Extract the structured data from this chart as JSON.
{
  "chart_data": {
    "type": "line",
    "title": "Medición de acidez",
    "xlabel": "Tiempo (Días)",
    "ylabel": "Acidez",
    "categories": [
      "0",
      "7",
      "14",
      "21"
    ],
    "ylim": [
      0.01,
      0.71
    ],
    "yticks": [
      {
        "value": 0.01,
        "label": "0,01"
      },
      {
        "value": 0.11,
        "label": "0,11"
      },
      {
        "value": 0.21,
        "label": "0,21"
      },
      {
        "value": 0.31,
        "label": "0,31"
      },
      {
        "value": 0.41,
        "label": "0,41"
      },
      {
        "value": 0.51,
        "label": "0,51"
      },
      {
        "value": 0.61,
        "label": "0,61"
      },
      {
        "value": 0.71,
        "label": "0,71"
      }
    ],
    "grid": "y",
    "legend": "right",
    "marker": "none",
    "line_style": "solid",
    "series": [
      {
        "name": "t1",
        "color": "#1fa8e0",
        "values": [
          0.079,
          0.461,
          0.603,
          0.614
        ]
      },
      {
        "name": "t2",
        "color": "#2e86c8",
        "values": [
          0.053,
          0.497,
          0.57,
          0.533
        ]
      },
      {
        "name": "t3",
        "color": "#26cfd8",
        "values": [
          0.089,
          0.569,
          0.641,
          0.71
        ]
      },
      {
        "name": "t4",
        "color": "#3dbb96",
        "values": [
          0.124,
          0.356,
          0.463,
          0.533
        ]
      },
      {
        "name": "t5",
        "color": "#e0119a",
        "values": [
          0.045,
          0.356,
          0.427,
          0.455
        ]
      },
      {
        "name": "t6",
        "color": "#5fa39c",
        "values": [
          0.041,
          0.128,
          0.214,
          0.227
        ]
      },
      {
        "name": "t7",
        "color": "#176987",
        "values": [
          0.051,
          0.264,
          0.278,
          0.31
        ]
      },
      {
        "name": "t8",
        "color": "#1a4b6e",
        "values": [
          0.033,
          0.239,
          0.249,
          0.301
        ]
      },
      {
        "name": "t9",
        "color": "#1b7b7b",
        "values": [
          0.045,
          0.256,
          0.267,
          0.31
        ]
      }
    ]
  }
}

##############################

SET PROBLEM -> Extract all lines containing the word "name".

EXPECTED OUTPUT ->
        "name": "t1",
        "name": "t2",
        "name": "t3",
        "name": "t4",
        "name": "t5",
        "name": "t6",
        "name": "t7",
        "name": "t8",
        "name": "t9",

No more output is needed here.